WHAT IS NEEDED> In the records that follow, locate every line with "Effect" and extract it.

EXERCISE MATERIAL>

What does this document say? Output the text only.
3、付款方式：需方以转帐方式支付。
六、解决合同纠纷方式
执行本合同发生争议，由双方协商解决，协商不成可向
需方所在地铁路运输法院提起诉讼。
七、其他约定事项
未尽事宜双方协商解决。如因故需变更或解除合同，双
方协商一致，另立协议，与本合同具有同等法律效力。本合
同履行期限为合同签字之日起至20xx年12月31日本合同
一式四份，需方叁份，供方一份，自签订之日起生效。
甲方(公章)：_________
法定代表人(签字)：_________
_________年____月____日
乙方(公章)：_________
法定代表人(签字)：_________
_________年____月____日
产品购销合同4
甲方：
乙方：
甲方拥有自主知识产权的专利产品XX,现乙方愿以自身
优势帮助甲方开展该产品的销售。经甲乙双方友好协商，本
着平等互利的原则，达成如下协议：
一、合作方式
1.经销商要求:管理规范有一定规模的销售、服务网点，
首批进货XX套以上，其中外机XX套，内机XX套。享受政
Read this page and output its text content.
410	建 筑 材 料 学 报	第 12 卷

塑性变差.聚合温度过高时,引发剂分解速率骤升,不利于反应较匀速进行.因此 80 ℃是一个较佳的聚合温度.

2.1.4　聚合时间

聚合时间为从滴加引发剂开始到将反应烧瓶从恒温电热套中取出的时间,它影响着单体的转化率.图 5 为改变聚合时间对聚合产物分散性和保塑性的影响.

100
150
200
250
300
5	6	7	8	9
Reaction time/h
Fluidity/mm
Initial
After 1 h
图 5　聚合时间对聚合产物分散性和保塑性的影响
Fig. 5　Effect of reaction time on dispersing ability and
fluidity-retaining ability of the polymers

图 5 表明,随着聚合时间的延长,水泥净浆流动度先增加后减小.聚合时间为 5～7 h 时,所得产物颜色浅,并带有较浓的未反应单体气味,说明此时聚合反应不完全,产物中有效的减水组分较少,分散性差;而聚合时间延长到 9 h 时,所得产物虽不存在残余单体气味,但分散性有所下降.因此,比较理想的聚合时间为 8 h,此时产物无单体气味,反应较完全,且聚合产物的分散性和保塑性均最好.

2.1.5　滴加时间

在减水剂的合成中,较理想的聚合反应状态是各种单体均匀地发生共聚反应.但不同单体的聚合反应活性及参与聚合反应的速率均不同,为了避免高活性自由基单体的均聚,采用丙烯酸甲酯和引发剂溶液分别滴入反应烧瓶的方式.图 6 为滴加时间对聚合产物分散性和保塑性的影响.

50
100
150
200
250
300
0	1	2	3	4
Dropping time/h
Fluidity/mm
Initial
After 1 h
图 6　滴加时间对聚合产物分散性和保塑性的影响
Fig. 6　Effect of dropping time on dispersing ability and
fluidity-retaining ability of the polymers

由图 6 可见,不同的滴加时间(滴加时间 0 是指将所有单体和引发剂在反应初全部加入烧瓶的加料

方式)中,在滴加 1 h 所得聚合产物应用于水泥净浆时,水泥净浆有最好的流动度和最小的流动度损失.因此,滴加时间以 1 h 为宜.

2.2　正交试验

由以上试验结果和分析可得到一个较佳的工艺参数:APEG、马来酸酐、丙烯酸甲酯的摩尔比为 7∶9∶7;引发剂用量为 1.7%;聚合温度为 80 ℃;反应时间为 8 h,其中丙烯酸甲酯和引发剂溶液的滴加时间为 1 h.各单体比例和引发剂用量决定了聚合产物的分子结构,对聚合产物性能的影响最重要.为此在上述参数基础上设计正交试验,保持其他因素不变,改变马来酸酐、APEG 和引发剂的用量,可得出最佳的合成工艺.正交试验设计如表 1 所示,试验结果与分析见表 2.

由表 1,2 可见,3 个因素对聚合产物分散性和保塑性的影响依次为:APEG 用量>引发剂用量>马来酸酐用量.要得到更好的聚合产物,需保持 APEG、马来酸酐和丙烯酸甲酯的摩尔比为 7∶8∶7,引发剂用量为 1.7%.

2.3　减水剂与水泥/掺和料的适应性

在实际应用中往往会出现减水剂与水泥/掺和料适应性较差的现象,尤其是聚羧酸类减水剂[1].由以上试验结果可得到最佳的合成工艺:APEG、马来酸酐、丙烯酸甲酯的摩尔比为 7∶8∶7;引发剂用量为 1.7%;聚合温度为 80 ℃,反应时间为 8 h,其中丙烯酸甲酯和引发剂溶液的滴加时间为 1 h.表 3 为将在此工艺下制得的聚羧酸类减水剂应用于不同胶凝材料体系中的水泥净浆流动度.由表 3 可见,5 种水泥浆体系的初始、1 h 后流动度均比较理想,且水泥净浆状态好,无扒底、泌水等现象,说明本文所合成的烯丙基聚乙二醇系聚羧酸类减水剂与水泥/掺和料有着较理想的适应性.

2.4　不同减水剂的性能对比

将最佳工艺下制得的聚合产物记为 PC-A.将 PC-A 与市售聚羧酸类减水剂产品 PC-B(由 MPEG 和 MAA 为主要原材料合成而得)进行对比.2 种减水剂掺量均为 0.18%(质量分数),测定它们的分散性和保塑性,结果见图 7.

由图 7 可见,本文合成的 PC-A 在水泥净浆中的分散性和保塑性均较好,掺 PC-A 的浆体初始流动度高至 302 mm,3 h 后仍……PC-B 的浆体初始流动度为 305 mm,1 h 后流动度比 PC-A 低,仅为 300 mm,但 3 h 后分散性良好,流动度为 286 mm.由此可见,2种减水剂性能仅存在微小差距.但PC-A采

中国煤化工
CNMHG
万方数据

EXPECTED ANSWER>
Fig. 5　Effect of reaction time on dispersing ability and
Fig. 6　Effect of dropping time on dispersing ability and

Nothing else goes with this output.